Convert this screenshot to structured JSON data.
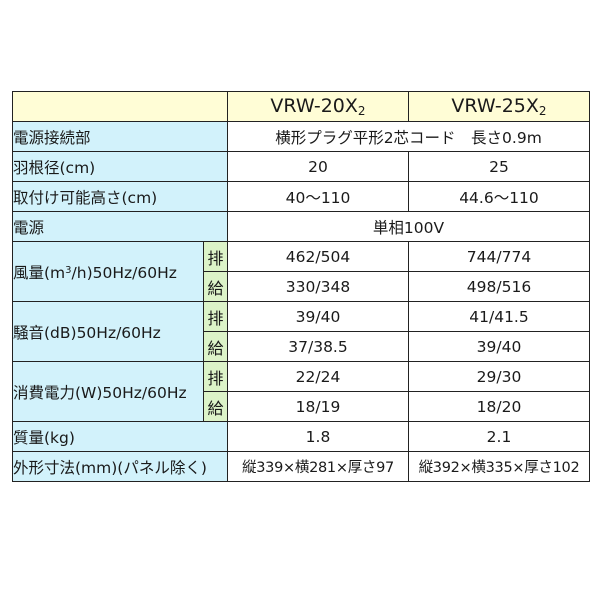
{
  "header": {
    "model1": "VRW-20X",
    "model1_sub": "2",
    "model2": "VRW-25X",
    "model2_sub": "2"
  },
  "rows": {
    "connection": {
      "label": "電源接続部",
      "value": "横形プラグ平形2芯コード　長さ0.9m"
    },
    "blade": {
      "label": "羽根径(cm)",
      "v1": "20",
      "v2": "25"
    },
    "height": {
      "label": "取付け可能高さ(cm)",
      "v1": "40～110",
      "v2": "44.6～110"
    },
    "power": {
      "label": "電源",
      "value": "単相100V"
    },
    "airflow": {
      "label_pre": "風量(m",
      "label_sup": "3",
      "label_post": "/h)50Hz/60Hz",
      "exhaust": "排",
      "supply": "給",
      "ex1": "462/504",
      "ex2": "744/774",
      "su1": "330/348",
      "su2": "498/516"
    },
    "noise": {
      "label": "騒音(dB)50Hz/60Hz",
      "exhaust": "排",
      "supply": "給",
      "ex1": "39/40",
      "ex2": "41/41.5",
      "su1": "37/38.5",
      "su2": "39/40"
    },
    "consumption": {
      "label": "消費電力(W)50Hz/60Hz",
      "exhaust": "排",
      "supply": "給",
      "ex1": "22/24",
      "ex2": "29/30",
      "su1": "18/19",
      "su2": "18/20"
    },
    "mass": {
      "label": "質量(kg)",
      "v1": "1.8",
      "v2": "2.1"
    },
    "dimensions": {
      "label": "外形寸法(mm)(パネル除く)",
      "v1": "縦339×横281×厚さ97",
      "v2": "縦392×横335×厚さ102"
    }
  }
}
---
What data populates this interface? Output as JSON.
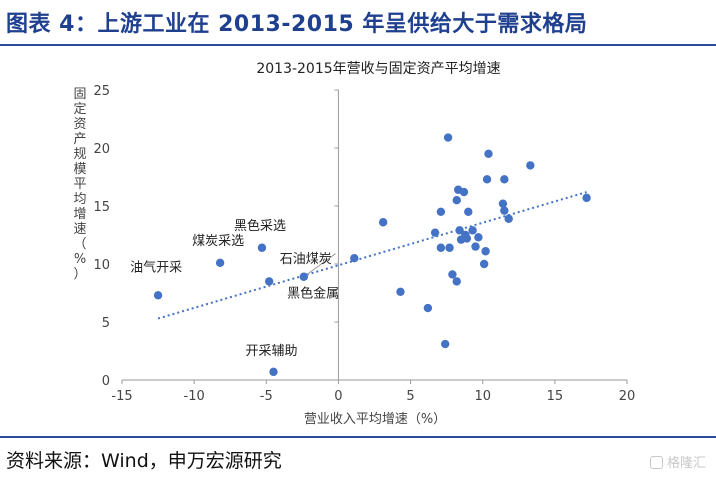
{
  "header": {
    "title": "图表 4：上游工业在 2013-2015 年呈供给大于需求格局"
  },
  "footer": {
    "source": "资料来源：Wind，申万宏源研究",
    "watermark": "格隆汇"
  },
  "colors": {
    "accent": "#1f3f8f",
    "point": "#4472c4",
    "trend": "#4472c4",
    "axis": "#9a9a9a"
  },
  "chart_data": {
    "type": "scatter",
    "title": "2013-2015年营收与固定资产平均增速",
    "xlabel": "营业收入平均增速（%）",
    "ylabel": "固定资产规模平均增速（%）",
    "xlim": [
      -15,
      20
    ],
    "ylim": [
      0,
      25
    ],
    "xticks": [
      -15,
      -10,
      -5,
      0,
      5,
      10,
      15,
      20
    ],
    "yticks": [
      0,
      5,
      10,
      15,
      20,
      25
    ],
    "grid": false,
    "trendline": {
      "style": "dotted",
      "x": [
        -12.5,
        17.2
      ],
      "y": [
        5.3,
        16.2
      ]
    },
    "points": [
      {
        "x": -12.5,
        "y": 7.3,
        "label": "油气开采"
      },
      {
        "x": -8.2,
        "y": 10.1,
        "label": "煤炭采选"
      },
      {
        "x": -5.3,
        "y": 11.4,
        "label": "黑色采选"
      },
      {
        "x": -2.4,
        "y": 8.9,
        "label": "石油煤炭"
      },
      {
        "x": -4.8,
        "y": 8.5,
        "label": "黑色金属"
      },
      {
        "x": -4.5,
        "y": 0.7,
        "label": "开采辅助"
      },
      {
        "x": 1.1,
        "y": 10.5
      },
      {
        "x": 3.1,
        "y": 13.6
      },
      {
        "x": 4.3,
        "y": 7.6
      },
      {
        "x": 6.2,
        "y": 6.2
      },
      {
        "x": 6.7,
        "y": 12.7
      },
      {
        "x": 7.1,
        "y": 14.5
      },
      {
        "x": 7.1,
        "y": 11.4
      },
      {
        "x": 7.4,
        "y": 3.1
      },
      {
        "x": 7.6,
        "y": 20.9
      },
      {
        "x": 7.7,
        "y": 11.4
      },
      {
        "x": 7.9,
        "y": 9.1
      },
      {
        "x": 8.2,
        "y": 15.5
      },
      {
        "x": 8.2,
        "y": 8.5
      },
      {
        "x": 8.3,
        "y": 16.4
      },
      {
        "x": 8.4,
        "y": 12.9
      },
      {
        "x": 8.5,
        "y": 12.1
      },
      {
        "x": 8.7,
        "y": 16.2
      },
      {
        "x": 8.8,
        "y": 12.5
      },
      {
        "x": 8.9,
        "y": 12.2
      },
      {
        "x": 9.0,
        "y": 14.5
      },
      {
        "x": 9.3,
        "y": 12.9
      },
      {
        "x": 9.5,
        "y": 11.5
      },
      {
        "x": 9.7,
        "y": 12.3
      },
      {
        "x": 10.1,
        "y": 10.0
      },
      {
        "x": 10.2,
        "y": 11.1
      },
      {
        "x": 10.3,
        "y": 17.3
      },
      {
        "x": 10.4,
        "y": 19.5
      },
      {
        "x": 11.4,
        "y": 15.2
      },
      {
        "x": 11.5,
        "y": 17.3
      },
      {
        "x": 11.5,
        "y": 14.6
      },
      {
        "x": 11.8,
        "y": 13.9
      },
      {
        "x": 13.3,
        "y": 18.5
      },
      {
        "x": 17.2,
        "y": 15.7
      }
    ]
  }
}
--
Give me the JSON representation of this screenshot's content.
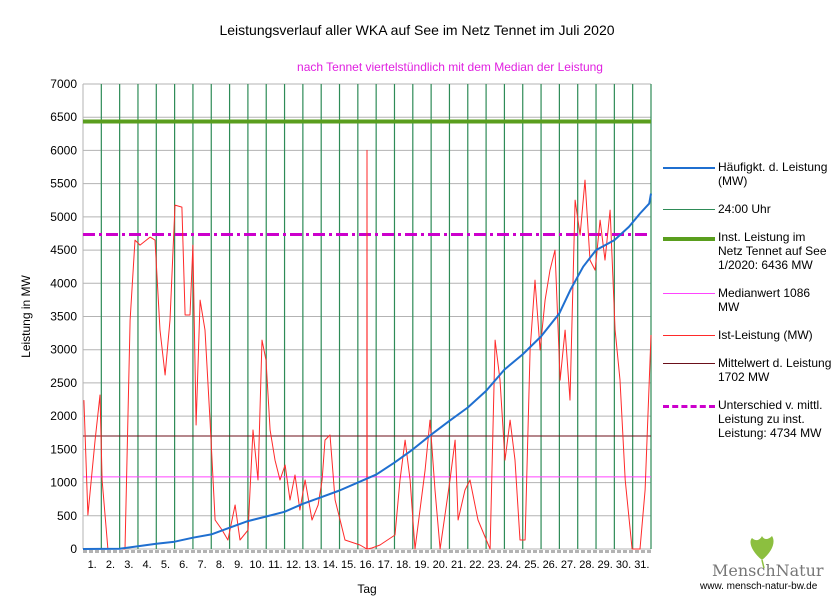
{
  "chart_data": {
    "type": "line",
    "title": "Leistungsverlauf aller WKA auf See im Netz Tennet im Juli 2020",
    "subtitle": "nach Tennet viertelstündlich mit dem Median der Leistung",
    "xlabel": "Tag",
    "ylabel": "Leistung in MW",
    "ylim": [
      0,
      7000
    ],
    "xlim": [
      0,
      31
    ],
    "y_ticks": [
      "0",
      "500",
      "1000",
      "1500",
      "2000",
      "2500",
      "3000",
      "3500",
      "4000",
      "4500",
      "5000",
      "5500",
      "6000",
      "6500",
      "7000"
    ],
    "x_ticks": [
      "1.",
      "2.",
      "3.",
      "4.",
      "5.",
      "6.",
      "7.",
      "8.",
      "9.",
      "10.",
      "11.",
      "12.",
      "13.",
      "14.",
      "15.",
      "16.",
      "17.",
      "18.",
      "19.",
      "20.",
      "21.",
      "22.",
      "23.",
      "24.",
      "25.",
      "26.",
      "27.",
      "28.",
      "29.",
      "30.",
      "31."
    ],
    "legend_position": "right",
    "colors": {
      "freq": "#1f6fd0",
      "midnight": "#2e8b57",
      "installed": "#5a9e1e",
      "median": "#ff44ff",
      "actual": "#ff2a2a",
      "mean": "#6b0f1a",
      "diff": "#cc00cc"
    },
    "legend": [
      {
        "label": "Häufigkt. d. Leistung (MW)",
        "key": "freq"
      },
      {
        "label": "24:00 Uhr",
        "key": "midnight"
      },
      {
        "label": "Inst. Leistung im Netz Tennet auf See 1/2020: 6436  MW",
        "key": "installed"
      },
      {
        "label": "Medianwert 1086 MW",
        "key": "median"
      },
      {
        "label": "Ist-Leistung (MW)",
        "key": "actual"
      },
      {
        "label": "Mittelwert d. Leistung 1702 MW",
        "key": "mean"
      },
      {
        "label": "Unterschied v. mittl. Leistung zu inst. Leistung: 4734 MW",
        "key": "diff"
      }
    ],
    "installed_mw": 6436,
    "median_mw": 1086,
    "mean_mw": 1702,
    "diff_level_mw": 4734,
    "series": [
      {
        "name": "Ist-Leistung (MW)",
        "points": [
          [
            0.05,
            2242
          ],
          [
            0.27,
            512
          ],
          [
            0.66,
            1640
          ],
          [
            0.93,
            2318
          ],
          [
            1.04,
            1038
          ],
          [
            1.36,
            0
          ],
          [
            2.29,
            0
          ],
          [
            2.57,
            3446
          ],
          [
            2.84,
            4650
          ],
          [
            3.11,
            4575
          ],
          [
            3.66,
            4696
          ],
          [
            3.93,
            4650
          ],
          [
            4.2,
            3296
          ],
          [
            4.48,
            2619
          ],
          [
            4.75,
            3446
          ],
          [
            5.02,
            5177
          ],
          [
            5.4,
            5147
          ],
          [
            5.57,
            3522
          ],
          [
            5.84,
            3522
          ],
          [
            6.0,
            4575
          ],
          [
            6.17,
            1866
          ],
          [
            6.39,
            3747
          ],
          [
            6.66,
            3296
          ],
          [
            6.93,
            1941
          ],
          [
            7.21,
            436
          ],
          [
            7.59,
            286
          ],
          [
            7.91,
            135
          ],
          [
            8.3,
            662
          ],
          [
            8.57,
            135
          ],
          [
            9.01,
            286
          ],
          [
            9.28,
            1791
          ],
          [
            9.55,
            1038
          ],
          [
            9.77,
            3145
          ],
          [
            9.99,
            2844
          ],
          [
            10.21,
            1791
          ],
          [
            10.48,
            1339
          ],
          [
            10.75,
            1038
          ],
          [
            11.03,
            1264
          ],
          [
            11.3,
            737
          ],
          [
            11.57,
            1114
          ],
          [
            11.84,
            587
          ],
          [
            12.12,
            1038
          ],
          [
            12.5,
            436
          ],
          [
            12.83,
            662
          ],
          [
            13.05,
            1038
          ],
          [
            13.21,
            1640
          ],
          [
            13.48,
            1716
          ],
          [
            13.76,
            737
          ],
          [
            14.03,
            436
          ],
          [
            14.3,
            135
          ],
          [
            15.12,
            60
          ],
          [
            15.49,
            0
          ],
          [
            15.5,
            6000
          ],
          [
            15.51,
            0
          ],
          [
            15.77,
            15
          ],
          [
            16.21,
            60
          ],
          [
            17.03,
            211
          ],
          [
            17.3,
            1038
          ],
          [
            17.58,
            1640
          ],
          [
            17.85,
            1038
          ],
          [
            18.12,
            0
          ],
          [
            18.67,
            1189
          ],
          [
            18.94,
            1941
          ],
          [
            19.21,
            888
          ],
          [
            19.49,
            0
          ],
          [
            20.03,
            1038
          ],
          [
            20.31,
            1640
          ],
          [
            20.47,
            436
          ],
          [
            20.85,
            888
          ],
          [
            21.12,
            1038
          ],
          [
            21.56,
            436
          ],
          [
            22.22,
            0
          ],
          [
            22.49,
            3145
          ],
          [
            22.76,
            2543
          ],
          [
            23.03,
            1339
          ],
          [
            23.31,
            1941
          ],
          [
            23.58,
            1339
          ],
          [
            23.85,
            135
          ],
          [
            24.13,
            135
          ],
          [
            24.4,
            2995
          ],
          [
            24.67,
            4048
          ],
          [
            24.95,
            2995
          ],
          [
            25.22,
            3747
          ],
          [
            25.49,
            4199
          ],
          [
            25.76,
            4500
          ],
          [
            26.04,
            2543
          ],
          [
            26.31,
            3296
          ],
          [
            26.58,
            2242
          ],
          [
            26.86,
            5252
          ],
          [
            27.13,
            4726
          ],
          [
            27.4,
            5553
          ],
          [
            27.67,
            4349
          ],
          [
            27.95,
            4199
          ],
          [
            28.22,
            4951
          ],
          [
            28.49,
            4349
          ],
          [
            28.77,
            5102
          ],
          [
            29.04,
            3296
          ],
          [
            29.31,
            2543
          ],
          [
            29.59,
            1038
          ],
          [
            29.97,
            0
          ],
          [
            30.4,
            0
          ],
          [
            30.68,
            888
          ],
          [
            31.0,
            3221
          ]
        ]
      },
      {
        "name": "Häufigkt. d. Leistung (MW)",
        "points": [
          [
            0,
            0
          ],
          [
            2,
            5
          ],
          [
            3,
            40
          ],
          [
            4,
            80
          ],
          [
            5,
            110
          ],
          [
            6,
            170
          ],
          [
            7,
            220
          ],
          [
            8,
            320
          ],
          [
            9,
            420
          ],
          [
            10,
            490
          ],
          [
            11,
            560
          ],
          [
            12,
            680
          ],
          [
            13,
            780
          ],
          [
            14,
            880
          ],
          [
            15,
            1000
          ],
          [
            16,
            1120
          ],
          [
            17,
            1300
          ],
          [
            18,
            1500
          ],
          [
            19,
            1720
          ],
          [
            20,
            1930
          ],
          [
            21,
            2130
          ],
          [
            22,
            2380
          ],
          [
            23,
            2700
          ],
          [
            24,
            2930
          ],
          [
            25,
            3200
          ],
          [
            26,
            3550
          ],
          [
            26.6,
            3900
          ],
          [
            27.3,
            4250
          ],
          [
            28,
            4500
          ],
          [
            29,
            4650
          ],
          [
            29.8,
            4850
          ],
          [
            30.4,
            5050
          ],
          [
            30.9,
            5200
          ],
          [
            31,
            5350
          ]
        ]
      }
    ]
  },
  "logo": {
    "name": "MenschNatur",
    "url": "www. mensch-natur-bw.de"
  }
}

* **STATED EXERCISE**:
From the listing, copy each line containing the word "ylabel".

* **THE OUTPUT**:
    "ylabel": "固定资产规模平均增速（%）",
    "ylabel": "Leistung in MW",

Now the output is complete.